▸ **Exercise details**: Will you write out the data exactly, excluding every picture?

▸ **Data records**:
________________

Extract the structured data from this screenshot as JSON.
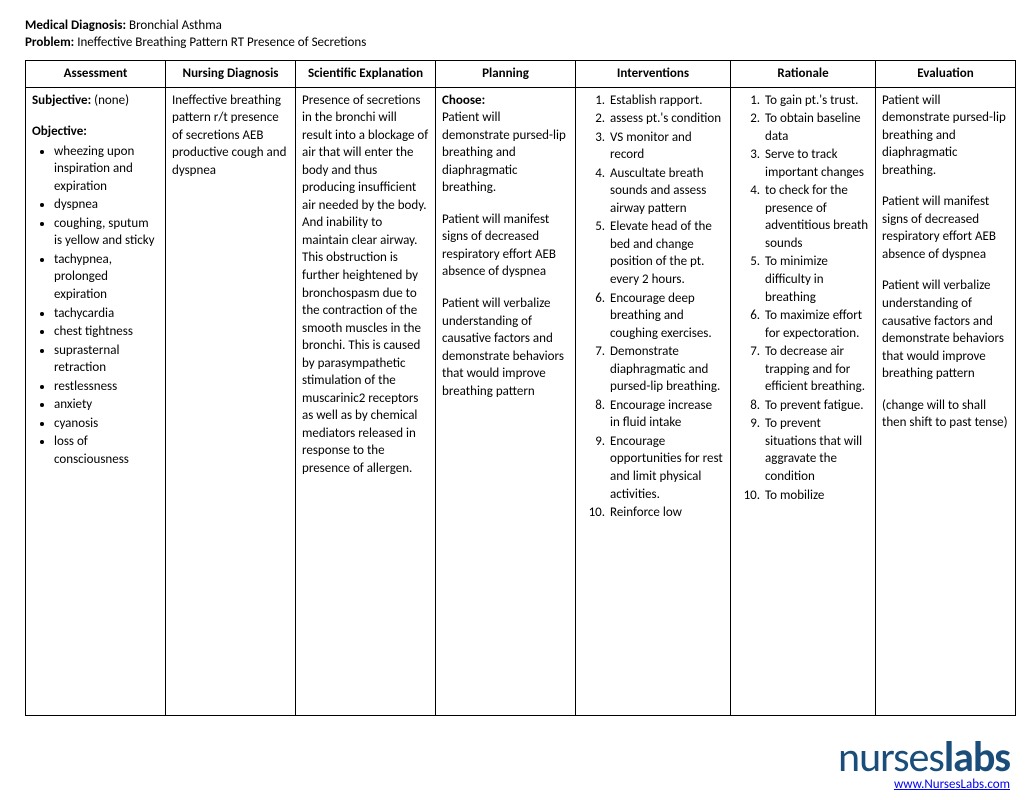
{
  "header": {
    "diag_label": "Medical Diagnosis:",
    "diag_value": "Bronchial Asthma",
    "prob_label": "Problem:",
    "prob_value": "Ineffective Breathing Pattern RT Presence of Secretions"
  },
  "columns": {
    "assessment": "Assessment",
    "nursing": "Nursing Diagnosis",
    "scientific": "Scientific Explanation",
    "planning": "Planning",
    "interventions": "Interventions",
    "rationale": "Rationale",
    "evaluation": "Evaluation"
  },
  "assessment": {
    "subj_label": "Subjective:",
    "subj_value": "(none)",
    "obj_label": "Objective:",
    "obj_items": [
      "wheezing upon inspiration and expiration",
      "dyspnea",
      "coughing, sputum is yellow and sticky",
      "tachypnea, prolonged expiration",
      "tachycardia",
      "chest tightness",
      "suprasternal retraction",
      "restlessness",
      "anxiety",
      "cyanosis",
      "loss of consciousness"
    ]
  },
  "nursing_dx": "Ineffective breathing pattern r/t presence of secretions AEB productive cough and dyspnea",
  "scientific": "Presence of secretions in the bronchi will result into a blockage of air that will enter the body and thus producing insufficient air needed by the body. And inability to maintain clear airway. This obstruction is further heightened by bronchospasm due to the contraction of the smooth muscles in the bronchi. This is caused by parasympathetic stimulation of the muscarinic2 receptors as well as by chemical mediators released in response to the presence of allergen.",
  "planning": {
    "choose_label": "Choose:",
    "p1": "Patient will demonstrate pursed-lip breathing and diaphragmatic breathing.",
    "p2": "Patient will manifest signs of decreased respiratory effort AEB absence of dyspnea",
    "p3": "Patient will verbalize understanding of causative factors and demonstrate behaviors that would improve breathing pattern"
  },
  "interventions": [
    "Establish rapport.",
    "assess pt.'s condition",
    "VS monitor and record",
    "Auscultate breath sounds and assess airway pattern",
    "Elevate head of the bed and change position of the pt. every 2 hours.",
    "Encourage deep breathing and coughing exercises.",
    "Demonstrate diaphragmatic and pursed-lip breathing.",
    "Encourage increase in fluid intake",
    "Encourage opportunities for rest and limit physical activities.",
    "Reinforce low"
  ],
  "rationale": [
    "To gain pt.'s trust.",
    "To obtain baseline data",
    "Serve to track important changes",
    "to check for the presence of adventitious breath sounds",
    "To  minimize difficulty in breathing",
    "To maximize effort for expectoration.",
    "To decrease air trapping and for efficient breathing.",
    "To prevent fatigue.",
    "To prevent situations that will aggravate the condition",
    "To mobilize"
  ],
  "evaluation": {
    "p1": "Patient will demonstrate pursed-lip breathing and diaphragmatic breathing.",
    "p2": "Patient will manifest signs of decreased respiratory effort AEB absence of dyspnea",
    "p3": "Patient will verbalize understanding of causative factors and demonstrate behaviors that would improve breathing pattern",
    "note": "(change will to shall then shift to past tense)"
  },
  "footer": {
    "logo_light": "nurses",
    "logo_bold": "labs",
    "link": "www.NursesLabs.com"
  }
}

________________

▸ **In response**:
Extract the structured data from this screenshot as JSON.
{
  "header": {
    "diag_label": "Medical Diagnosis:",
    "diag_value": "Bronchial Asthma",
    "prob_label": "Problem:",
    "prob_value": "Ineffective Breathing Pattern RT Presence of Secretions"
  },
  "columns": {
    "assessment": "Assessment",
    "nursing": "Nursing Diagnosis",
    "scientific": "Scientific Explanation",
    "planning": "Planning",
    "interventions": "Interventions",
    "rationale": "Rationale",
    "evaluation": "Evaluation"
  },
  "assessment": {
    "subj_label": "Subjective:",
    "subj_value": "(none)",
    "obj_label": "Objective:",
    "obj_items": [
      "wheezing upon inspiration and expiration",
      "dyspnea",
      "coughing, sputum is yellow and sticky",
      "tachypnea, prolonged expiration",
      "tachycardia",
      "chest tightness",
      "suprasternal retraction",
      "restlessness",
      "anxiety",
      "cyanosis",
      "loss of consciousness"
    ]
  },
  "nursing_dx": "Ineffective breathing pattern r/t presence of secretions AEB productive cough and dyspnea",
  "scientific": "Presence of secretions in the bronchi will result into a blockage of air that will enter the body and thus producing insufficient air needed by the body. And inability to maintain clear airway. This obstruction is further heightened by bronchospasm due to the contraction of the smooth muscles in the bronchi. This is caused by parasympathetic stimulation of the muscarinic2 receptors as well as by chemical mediators released in response to the presence of allergen.",
  "planning": {
    "choose_label": "Choose:",
    "p1": "Patient will demonstrate pursed-lip breathing and diaphragmatic breathing.",
    "p2": "Patient will manifest signs of decreased respiratory effort AEB absence of dyspnea",
    "p3": "Patient will verbalize understanding of causative factors and demonstrate behaviors that would improve breathing pattern"
  },
  "interventions": [
    "Establish rapport.",
    "assess pt.'s condition",
    "VS monitor and record",
    "Auscultate breath sounds and assess airway pattern",
    "Elevate head of the bed and change position of the pt. every 2 hours.",
    "Encourage deep breathing and coughing exercises.",
    "Demonstrate diaphragmatic and pursed-lip breathing.",
    "Encourage increase in fluid intake",
    "Encourage opportunities for rest and limit physical activities.",
    "Reinforce low"
  ],
  "rationale": [
    "To gain pt.'s trust.",
    "To obtain baseline data",
    "Serve to track important changes",
    "to check for the presence of adventitious breath sounds",
    "To  minimize difficulty in breathing",
    "To maximize effort for expectoration.",
    "To decrease air trapping and for efficient breathing.",
    "To prevent fatigue.",
    "To prevent situations that will aggravate the condition",
    "To mobilize"
  ],
  "evaluation": {
    "p1": "Patient will demonstrate pursed-lip breathing and diaphragmatic breathing.",
    "p2": "Patient will manifest signs of decreased respiratory effort AEB absence of dyspnea",
    "p3": "Patient will verbalize understanding of causative factors and demonstrate behaviors that would improve breathing pattern",
    "note": "(change will to shall then shift to past tense)"
  },
  "footer": {
    "logo_light": "nurses",
    "logo_bold": "labs",
    "link": "www.NursesLabs.com"
  }
}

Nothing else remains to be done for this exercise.